| TASK PROMPT |
Narrow the data below down to the lines containing "ylabel".

[Dataset listings of figures]
▬▬▬

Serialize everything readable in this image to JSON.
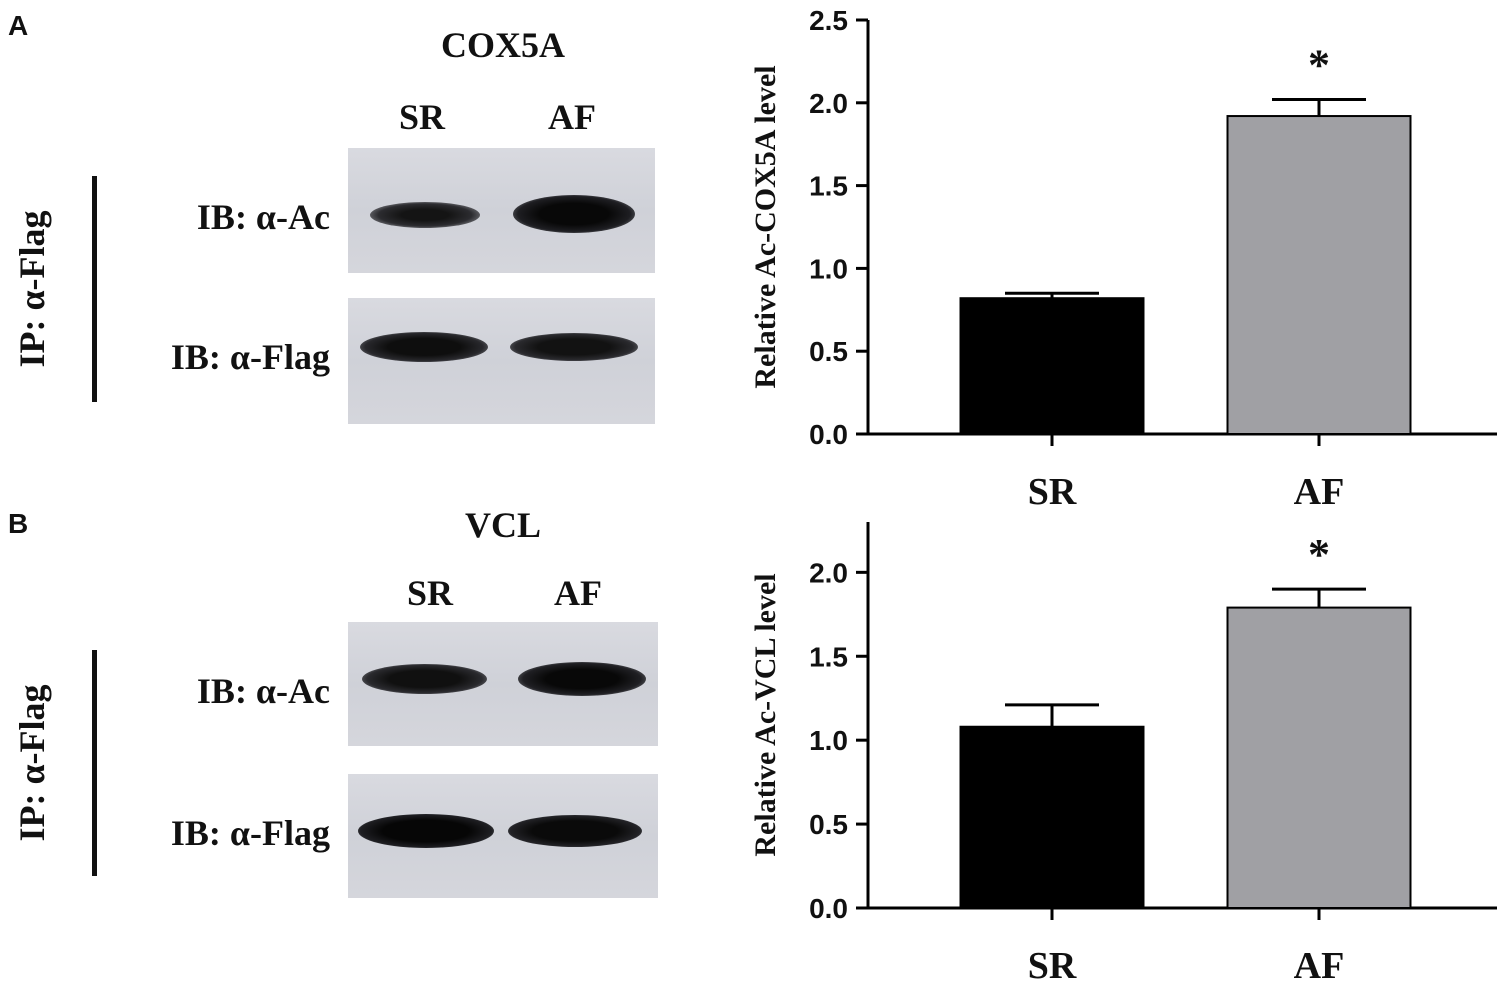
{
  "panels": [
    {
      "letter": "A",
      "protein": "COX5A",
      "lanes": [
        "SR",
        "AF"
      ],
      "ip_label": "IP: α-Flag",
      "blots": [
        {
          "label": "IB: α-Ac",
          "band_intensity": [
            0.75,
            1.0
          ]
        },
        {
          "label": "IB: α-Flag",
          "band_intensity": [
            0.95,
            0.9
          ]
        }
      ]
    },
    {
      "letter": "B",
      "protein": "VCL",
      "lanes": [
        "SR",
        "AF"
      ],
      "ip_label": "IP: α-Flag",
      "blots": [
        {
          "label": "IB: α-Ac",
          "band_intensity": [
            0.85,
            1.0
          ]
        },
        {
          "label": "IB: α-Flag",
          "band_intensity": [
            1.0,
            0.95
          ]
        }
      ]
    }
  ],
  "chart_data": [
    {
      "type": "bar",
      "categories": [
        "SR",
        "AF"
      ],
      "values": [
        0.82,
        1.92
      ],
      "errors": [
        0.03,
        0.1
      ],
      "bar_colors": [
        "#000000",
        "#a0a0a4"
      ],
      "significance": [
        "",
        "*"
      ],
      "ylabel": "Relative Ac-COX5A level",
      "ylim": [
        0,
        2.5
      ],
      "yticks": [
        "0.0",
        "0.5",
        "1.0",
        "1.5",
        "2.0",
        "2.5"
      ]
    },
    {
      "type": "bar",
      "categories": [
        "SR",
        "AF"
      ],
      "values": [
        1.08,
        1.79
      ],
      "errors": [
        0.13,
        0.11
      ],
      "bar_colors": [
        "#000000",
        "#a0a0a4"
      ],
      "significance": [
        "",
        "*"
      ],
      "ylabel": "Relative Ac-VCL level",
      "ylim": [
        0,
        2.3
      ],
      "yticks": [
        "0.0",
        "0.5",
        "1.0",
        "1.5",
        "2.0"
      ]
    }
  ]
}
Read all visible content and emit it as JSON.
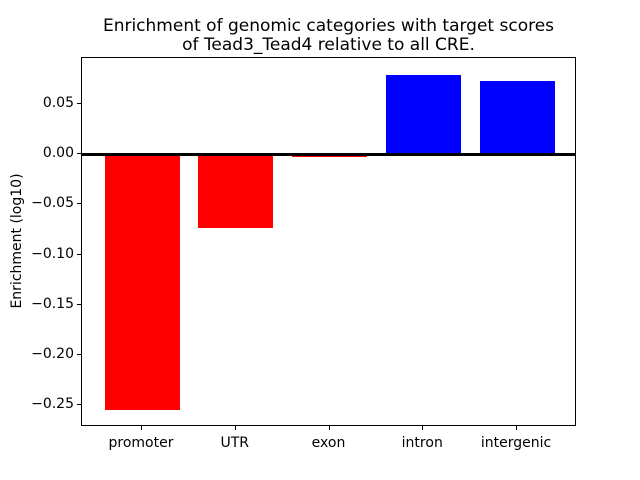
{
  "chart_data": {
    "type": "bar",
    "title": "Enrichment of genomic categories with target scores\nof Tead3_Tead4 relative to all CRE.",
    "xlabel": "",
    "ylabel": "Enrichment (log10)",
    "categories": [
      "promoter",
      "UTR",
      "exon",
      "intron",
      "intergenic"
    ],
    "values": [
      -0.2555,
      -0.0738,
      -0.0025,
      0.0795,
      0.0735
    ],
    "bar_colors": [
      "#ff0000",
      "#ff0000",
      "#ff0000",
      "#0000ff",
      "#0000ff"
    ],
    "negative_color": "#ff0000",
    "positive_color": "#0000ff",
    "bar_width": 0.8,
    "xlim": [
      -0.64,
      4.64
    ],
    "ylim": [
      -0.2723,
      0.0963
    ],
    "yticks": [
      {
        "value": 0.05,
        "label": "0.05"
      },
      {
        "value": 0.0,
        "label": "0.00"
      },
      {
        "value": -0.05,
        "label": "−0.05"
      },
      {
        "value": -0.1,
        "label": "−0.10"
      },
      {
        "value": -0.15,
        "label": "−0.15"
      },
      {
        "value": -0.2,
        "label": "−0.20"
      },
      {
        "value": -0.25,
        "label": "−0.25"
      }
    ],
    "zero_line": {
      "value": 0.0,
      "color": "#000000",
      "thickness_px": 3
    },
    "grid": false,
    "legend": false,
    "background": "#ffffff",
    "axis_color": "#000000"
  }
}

▬▬▬

| OUTPUT BELOW |
      "ylabel": "Relative Ac-COX5A level",
      "ylabel": "Relative Ac-VCL level",
    "ylabel": "Enrichment (log10)",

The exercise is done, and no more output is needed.